[Begin Extracted data]

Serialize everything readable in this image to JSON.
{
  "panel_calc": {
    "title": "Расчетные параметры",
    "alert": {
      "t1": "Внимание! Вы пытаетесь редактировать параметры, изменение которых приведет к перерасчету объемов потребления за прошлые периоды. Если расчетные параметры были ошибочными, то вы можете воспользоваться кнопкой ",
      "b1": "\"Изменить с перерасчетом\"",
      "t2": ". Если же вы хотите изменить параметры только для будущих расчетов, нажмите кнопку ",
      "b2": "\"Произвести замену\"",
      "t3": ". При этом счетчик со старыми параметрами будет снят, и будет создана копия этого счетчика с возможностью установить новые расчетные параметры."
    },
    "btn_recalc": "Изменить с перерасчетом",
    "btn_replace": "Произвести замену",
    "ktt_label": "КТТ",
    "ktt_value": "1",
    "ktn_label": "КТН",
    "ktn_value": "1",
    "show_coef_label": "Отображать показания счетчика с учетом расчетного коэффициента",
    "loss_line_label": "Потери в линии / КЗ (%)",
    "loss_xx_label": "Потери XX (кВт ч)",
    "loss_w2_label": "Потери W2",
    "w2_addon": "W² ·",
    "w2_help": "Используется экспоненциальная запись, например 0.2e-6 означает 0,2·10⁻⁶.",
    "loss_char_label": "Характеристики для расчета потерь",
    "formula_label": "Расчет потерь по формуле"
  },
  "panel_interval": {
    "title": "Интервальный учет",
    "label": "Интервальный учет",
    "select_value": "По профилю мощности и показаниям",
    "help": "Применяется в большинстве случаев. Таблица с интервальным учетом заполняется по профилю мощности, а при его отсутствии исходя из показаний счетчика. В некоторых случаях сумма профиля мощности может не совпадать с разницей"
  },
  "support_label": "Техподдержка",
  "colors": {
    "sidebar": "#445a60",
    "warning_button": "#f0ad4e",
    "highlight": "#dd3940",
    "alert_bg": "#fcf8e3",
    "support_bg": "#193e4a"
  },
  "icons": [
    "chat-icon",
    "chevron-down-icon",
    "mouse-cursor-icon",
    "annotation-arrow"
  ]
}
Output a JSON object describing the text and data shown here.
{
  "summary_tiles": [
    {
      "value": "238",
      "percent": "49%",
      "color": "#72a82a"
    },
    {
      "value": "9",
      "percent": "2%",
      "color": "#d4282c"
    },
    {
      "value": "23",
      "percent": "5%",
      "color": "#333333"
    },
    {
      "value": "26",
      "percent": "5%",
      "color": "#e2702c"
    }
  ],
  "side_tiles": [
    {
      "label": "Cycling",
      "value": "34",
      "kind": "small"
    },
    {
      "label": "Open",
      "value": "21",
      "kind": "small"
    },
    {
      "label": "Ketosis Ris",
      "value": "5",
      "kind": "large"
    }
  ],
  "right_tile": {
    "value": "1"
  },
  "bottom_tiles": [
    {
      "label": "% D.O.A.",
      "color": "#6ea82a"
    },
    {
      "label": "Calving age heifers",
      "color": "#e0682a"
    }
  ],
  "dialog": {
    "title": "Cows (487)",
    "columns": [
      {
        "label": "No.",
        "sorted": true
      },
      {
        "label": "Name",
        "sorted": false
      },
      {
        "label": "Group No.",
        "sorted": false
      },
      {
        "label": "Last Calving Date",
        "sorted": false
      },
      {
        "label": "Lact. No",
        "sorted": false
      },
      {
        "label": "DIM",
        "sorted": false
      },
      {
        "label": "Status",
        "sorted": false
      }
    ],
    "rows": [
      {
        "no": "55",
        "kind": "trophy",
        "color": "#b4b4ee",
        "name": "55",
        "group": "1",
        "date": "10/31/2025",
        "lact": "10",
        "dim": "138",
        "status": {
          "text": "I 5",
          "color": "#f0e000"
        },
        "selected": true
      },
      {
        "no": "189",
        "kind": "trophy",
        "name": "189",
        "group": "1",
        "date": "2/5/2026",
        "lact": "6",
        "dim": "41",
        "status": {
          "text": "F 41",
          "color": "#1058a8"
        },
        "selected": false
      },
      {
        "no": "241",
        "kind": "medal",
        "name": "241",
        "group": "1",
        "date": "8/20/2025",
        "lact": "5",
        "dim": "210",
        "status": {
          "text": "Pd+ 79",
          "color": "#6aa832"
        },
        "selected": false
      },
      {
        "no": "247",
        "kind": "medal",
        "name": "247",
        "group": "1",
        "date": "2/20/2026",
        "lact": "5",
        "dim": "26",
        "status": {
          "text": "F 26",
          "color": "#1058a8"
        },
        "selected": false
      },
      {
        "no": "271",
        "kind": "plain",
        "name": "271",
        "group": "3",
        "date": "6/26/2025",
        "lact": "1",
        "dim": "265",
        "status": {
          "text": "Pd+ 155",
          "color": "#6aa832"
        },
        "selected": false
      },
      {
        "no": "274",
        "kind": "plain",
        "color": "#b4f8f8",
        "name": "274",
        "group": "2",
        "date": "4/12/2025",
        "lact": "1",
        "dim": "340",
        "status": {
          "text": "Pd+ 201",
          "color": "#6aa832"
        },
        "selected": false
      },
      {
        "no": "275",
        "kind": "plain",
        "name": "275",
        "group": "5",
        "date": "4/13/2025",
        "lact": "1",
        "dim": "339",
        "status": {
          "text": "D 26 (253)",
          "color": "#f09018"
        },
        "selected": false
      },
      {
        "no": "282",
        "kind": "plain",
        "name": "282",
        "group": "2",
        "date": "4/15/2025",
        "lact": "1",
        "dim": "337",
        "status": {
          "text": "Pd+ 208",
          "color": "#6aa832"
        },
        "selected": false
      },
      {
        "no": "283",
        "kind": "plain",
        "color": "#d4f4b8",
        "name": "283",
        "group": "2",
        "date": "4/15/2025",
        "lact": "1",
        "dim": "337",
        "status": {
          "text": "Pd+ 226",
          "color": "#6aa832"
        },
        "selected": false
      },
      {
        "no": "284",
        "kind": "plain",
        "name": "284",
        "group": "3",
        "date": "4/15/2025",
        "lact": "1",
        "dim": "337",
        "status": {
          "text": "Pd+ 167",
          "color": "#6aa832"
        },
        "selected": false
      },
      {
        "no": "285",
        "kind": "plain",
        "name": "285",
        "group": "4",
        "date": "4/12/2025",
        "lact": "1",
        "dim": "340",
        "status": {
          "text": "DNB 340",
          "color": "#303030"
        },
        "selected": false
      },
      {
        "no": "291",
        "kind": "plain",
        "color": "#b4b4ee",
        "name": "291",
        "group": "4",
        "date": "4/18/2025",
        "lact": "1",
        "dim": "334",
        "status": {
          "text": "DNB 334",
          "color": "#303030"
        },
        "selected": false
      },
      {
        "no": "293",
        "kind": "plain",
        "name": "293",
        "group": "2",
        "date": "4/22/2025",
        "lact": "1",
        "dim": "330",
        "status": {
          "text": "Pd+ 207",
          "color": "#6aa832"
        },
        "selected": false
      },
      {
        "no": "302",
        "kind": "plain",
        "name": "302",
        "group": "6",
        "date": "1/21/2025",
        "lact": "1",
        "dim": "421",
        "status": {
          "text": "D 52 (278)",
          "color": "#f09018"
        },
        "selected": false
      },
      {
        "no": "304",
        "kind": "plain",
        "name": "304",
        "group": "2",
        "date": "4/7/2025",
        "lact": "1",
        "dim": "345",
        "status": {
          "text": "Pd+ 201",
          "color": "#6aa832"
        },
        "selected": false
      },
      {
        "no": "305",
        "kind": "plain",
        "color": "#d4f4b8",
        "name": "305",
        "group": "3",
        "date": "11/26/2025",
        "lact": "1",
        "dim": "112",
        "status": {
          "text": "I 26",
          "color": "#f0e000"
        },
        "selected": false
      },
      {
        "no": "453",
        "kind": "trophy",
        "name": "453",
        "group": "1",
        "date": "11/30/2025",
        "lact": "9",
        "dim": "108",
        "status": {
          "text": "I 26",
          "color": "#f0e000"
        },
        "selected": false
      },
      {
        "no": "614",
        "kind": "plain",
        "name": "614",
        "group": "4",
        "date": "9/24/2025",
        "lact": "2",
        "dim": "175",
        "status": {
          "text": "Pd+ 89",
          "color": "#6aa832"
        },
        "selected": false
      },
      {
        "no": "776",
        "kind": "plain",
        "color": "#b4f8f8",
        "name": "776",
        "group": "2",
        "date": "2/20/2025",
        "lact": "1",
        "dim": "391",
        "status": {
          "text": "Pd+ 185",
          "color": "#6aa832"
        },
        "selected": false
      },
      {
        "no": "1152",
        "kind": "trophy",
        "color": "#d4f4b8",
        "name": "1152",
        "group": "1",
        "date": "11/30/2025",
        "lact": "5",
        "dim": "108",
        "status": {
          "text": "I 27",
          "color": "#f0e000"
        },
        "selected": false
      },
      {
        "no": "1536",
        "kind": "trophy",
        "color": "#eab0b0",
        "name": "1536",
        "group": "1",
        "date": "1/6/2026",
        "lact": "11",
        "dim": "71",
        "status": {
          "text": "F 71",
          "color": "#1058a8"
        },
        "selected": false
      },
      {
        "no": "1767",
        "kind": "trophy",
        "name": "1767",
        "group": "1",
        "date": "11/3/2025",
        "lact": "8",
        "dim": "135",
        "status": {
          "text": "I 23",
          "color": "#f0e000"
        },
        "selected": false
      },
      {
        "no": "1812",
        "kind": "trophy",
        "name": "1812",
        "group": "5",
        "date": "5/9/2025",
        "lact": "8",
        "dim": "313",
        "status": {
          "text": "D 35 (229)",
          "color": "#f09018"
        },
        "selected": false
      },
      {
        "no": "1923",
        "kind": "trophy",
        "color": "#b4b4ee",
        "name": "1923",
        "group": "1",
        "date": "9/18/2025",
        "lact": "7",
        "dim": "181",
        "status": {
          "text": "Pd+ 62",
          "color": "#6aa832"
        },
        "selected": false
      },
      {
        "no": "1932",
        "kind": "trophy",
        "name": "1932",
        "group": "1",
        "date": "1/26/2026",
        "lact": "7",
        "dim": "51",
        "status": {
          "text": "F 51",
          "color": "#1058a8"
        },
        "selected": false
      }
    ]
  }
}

[End Extracted data]

■ **Exercise aim**:
Search the listing for the word "JSON" and return each line that holds it.

■ **Response to this task**:
Serialize everything readable in this image to JSON.
Output a JSON object describing the text and data shown here.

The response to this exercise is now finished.